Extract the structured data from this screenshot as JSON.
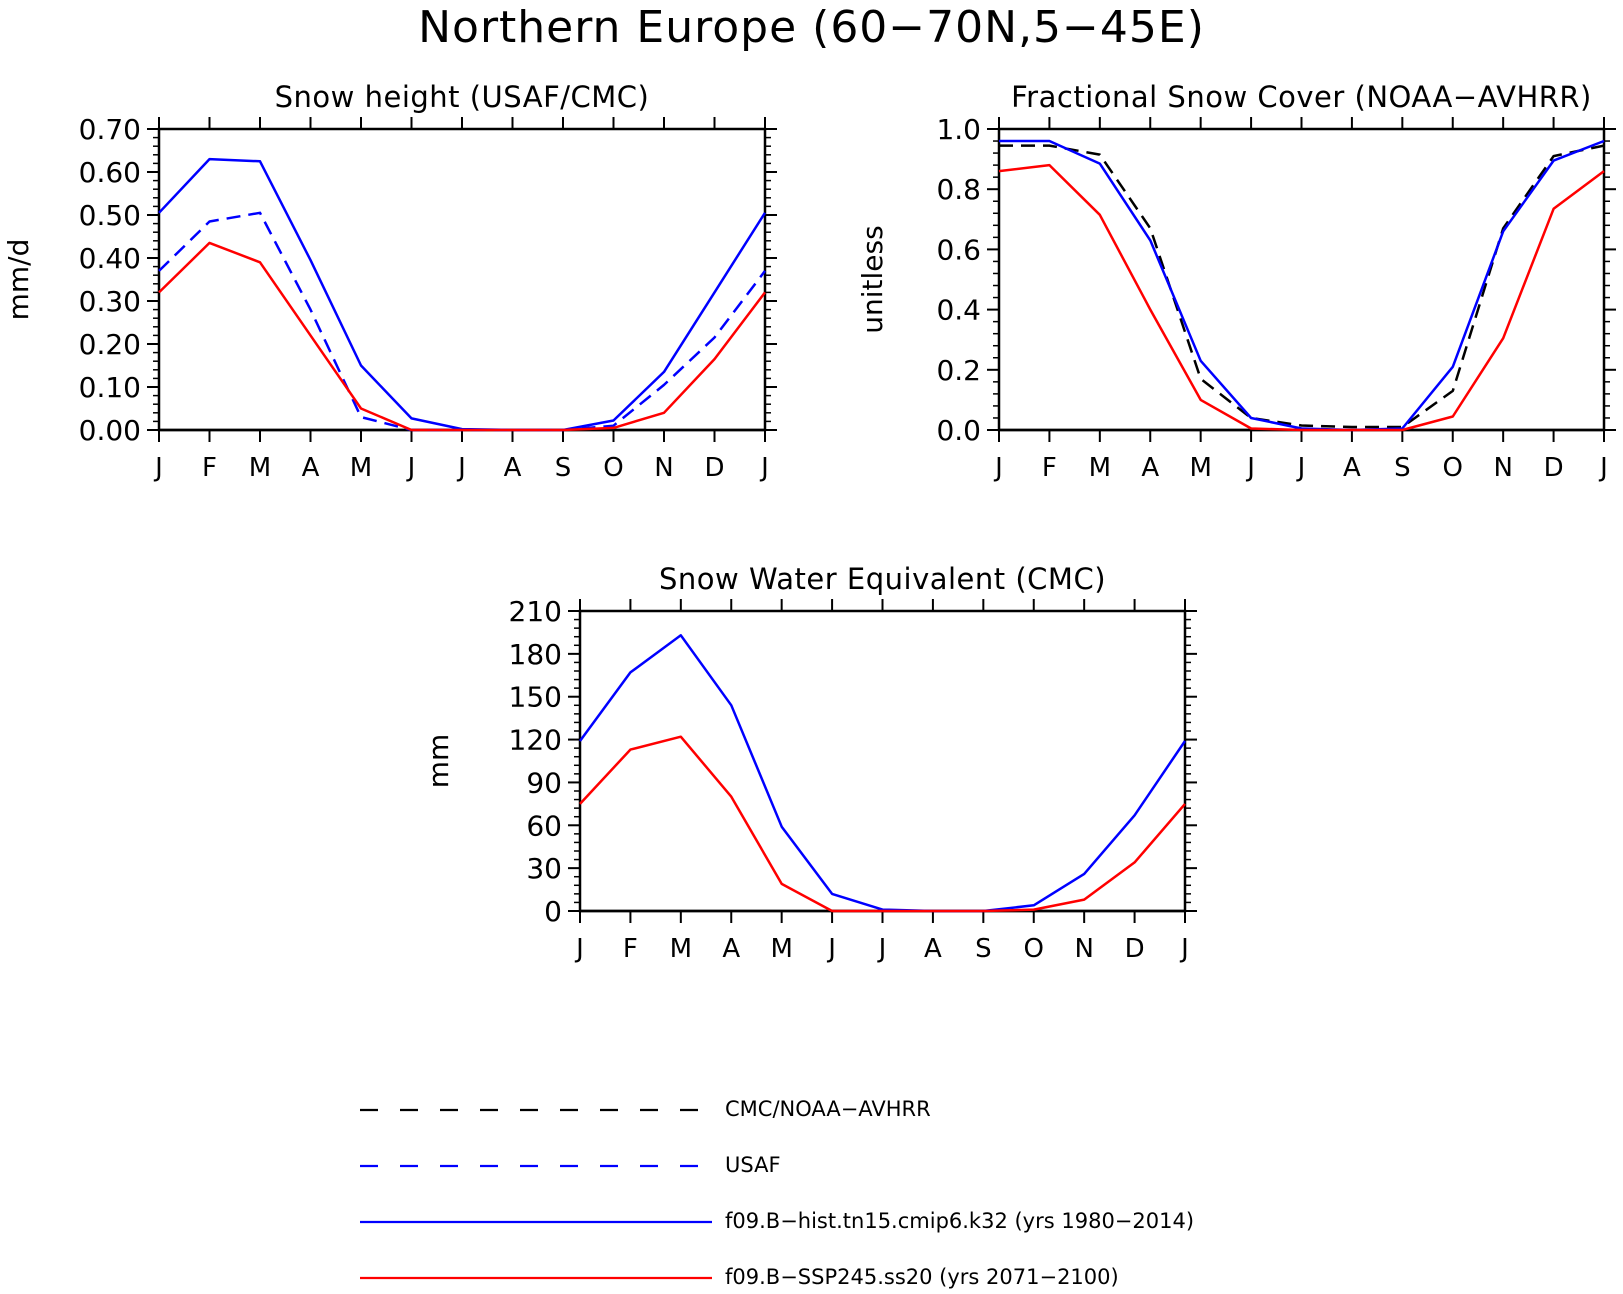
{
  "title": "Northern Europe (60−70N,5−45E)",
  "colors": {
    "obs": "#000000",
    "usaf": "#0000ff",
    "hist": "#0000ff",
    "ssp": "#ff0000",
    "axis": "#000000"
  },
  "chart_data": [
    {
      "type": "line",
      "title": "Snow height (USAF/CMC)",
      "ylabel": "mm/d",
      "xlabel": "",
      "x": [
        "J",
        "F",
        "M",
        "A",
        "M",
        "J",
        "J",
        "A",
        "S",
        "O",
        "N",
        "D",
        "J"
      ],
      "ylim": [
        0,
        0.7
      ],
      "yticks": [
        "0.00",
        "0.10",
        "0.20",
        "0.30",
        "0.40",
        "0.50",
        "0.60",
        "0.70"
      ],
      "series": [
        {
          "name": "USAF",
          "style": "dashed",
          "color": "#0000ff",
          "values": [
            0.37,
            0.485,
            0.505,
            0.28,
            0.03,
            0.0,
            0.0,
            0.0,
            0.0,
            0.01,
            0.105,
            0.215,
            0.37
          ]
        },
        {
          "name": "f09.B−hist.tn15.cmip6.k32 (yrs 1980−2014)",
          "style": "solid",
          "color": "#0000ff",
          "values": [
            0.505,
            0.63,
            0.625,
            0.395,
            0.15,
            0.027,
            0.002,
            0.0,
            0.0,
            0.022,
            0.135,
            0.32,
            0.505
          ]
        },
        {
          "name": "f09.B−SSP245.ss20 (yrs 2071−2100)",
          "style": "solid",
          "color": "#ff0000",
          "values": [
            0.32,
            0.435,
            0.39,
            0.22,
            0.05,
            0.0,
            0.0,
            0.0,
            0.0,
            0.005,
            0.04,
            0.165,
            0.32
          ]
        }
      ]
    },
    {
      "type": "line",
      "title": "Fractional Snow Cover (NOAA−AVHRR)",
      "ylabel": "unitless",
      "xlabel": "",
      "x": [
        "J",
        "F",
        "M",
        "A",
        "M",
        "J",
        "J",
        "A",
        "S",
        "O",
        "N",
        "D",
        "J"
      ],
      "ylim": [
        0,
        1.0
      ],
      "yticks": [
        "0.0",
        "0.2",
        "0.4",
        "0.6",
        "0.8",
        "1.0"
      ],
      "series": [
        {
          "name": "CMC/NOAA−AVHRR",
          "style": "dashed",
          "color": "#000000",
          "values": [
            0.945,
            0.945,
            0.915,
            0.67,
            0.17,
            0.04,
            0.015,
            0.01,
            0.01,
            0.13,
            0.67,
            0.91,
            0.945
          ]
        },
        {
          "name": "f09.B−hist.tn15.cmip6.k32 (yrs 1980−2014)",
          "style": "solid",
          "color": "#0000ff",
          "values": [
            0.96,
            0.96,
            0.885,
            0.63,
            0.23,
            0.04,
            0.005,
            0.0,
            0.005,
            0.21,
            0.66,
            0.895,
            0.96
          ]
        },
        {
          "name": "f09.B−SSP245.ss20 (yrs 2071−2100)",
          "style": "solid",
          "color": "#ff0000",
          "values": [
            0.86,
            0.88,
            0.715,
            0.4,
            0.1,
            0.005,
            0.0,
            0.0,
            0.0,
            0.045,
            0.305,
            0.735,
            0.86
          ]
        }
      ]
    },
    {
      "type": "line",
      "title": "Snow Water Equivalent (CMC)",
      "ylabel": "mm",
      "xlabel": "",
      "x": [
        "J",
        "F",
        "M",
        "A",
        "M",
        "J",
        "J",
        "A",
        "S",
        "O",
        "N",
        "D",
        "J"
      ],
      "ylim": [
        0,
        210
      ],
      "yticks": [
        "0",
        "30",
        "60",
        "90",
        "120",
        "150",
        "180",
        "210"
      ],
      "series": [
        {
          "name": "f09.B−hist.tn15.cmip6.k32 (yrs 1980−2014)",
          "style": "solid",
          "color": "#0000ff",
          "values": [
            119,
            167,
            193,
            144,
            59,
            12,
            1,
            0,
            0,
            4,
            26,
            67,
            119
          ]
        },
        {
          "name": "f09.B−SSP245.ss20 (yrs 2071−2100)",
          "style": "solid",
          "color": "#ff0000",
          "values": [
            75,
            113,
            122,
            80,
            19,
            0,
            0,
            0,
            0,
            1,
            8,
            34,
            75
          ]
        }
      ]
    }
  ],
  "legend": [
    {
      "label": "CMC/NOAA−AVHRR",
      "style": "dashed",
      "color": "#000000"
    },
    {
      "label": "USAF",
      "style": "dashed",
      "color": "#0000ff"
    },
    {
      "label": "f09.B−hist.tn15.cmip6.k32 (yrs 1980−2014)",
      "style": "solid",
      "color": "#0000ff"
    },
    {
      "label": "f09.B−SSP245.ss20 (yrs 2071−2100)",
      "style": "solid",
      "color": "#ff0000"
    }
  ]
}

######

Stated problem:
Your answer should be a single number: the count of lines containing the word "AVHRR".

Task result:
3